**Supplied data:**
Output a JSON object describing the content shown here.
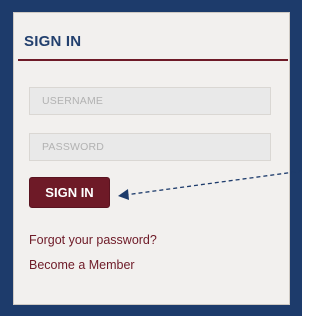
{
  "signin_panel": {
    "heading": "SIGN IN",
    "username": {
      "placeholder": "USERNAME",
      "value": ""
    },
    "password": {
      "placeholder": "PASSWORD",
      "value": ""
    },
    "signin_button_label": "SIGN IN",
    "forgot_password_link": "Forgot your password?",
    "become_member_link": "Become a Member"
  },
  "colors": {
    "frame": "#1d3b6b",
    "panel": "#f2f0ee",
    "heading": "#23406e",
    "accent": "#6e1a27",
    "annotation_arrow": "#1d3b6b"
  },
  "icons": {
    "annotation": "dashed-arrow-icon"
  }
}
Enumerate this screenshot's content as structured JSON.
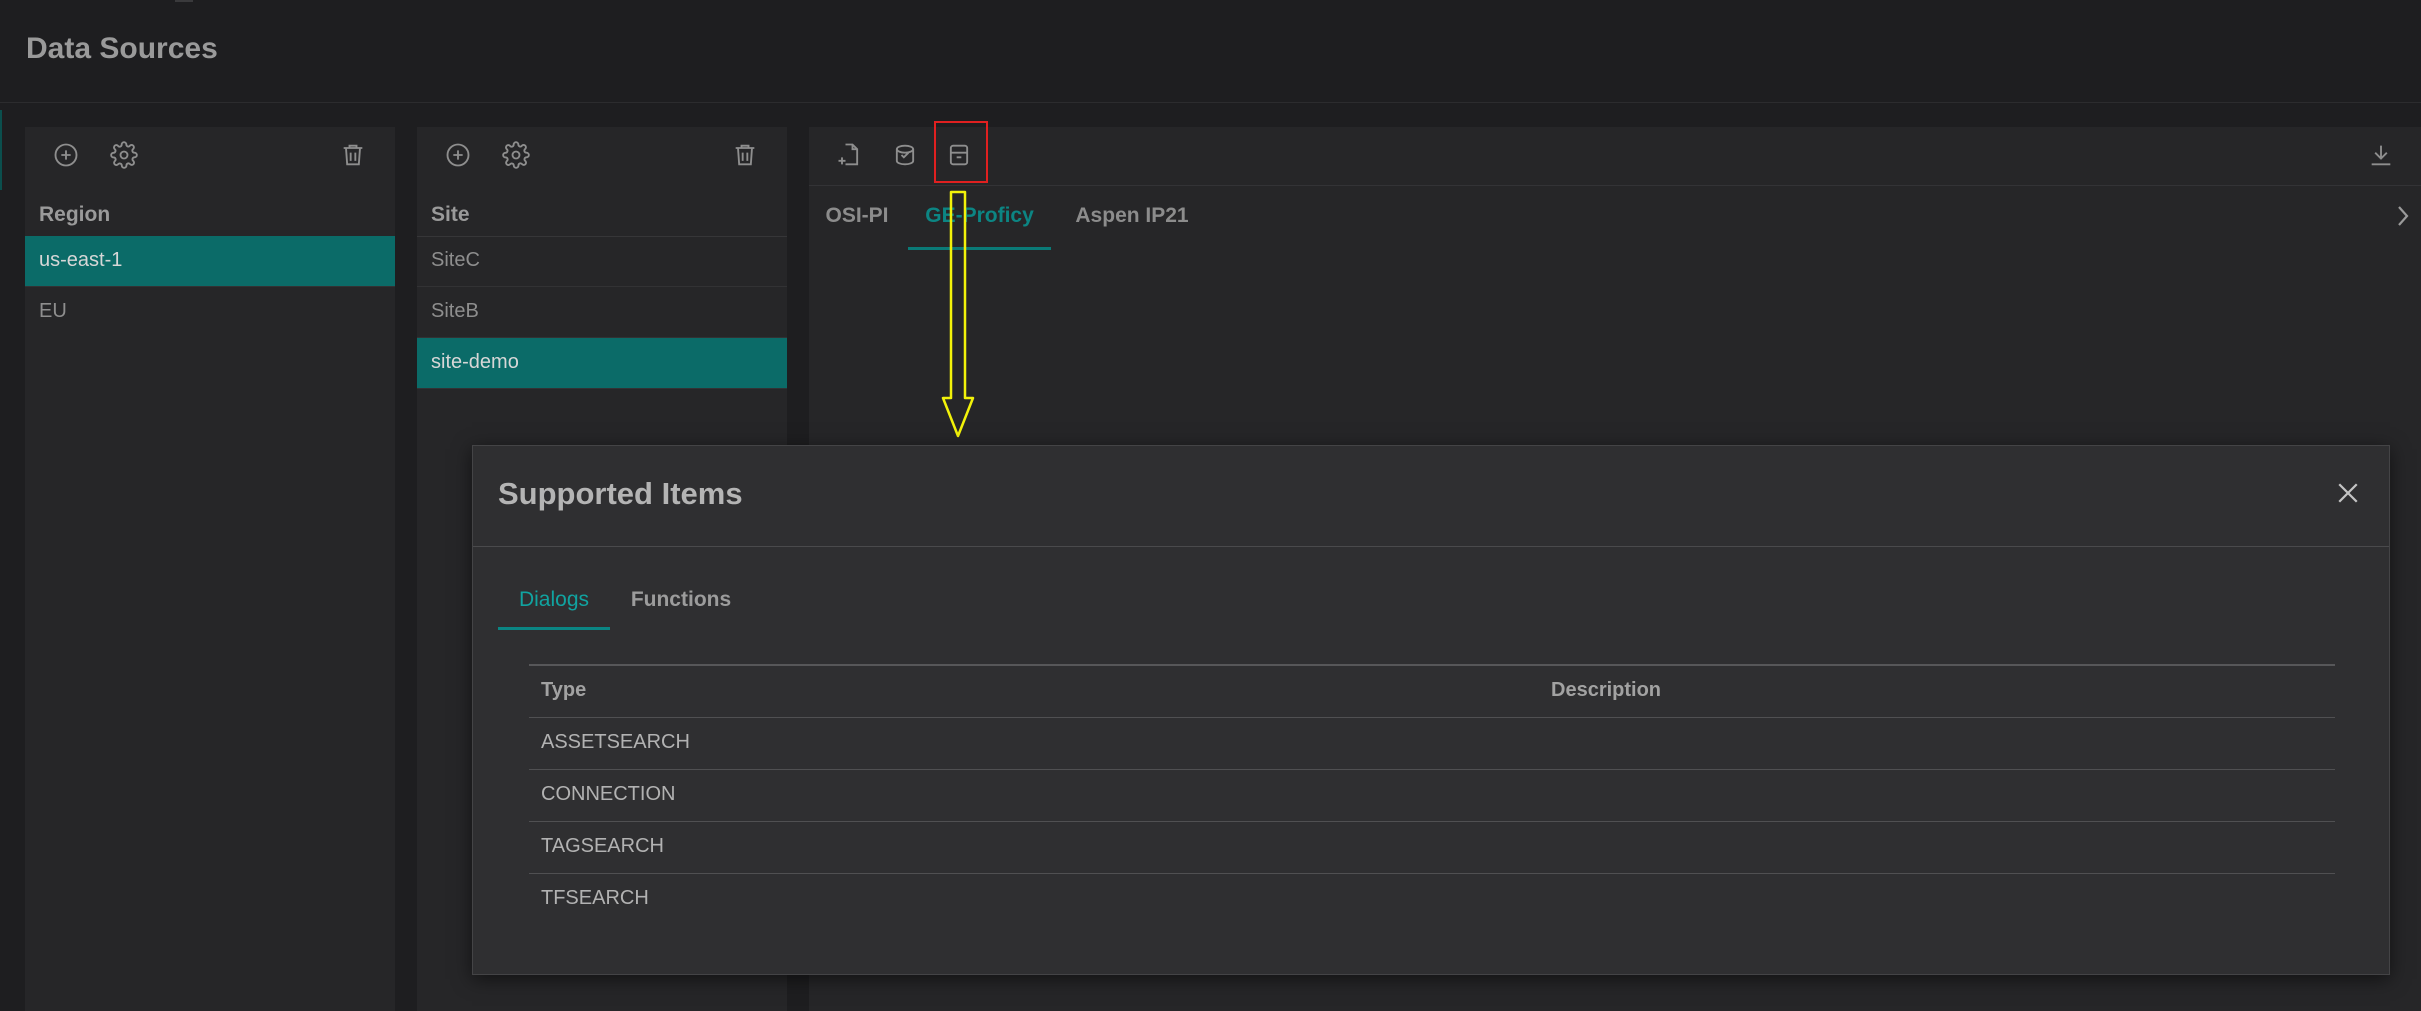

--

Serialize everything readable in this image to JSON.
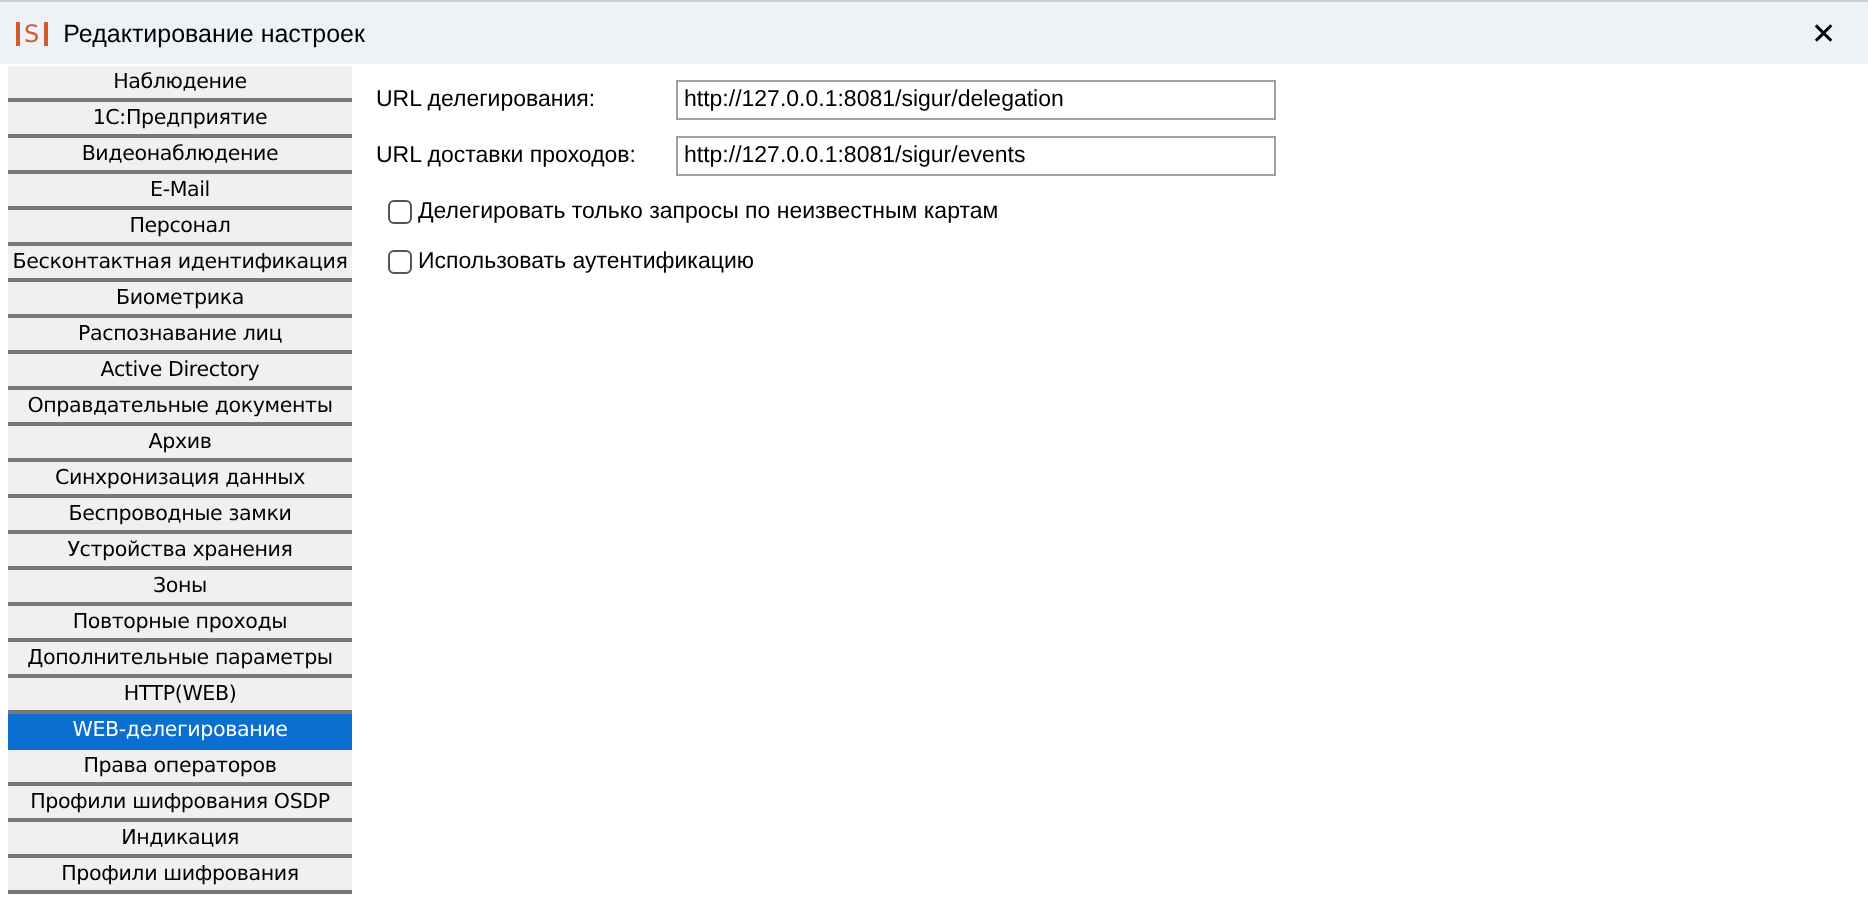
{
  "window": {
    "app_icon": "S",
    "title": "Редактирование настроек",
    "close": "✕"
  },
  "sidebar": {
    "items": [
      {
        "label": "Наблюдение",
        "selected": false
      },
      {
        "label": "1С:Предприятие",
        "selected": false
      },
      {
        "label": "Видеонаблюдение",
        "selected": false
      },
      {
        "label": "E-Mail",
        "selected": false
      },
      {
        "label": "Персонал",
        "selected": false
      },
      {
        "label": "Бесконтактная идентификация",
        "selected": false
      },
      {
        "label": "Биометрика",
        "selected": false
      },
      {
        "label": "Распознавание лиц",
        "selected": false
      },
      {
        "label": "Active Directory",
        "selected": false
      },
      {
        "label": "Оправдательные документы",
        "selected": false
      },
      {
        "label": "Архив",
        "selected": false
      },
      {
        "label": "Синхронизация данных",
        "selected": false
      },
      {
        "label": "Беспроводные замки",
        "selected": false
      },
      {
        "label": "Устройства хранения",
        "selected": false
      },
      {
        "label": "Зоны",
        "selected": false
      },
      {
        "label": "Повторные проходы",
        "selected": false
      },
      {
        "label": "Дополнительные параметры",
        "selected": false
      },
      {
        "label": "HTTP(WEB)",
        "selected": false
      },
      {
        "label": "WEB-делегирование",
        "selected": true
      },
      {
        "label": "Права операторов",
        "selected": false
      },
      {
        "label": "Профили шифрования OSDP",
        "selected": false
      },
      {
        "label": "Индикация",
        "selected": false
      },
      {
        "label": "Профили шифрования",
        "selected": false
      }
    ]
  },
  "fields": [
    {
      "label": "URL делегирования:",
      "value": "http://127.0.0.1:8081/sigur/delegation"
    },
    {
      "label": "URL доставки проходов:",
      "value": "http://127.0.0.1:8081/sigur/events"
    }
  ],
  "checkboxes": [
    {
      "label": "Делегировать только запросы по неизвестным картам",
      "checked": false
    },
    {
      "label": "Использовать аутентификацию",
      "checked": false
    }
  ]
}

**Task description:**
Take the lines from the one holding "Output a JSON" to the one holding "Enumerate this screenshot's", both lines included, and give them again exactly, with no pictures.

**Solution to this task:**
Output a JSON object describing the content shown here.
{
  "signin_panel": {
    "heading": "SIGN IN",
    "username": {
      "placeholder": "USERNAME",
      "value": ""
    },
    "password": {
      "placeholder": "PASSWORD",
      "value": ""
    },
    "signin_button_label": "SIGN IN",
    "forgot_password_link": "Forgot your password?",
    "become_member_link": "Become a Member"
  },
  "colors": {
    "frame": "#1d3b6b",
    "panel": "#f2f0ee",
    "heading": "#23406e",
    "accent": "#6e1a27",
    "annotation_arrow": "#1d3b6b"
  },
  "icons": {
    "annotation": "dashed-arrow-icon"
  }
}
Enumerate this screenshot's content as structured JSON.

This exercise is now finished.